Given records:
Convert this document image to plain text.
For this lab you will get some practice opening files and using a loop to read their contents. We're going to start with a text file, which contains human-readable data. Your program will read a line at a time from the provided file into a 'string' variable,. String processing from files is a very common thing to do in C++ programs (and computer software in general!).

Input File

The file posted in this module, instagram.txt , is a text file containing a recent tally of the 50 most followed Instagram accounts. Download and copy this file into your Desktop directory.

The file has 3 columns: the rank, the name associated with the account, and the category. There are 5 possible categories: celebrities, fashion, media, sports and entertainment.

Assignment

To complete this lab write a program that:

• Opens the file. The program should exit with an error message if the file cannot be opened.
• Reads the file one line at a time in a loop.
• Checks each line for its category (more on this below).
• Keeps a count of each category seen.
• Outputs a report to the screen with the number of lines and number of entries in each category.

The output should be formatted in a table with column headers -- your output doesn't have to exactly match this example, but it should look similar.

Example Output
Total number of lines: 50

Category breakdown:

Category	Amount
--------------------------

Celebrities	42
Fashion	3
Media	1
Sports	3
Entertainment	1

* * *

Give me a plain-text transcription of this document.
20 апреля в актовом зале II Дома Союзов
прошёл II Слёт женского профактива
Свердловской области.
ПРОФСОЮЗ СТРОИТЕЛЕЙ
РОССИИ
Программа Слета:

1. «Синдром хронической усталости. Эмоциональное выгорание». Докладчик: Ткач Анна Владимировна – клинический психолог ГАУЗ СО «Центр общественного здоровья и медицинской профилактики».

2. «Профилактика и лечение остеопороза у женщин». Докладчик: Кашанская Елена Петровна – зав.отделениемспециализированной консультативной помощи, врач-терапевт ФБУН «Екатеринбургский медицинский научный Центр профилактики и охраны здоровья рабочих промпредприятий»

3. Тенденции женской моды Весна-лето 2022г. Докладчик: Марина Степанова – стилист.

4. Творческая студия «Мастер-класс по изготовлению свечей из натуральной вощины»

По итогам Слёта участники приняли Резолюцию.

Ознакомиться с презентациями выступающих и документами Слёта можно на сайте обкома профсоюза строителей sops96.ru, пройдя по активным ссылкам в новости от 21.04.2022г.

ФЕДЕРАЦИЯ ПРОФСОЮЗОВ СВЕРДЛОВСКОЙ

--

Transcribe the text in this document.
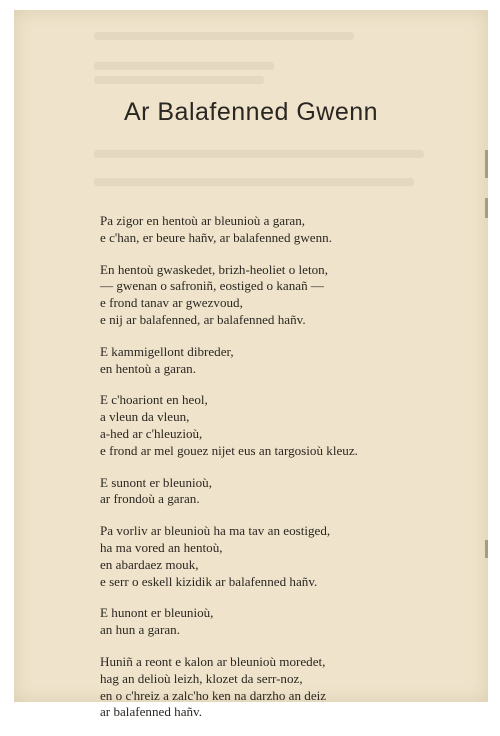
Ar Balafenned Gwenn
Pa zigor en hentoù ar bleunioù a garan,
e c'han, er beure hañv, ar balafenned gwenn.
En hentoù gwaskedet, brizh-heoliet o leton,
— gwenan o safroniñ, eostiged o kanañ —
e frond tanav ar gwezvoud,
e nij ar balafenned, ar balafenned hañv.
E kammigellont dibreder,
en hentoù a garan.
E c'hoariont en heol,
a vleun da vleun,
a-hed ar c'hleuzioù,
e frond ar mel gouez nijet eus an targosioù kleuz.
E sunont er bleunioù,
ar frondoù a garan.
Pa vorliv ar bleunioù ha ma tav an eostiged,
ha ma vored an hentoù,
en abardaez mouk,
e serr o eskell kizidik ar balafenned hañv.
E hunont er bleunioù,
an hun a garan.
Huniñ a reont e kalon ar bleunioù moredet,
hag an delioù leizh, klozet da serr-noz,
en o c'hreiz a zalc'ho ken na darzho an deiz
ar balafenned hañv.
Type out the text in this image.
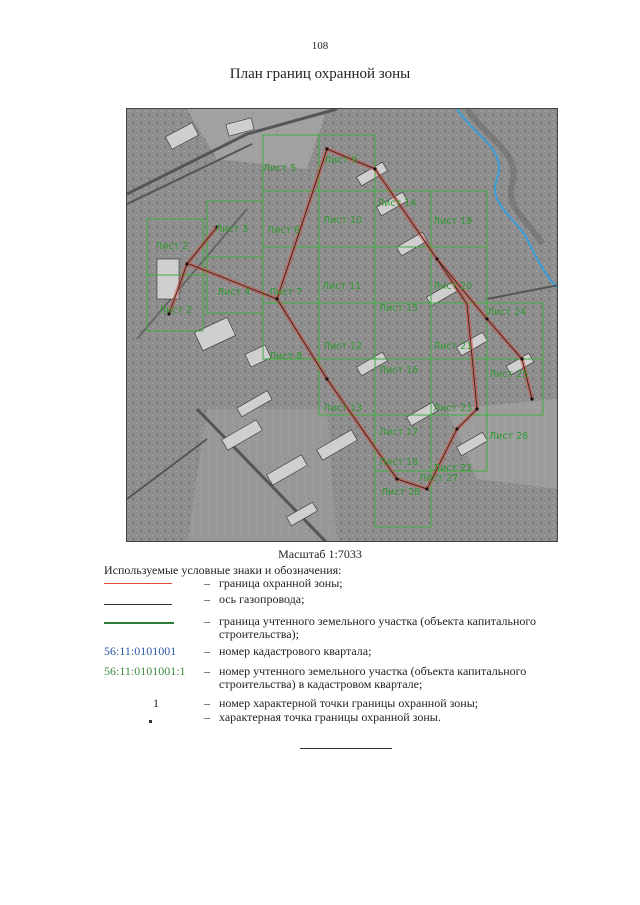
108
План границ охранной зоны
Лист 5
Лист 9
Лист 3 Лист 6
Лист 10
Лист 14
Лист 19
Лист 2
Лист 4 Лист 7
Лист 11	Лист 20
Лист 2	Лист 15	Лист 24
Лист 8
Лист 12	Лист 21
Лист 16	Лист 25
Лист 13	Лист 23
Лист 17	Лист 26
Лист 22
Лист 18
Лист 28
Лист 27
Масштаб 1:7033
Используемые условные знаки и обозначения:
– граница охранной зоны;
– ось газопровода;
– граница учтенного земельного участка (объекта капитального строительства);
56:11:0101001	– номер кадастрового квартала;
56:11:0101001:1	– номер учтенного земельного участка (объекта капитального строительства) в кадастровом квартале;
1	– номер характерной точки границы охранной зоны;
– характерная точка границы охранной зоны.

Task objective: Select and copy every line of the material that holds the string "земельного".

Solution:
– граница учтенного земельного участка (объекта капитального строительства);
56:11:0101001:1	– номер учтенного земельного участка (объекта капитального строительства) в кадастровом квартале;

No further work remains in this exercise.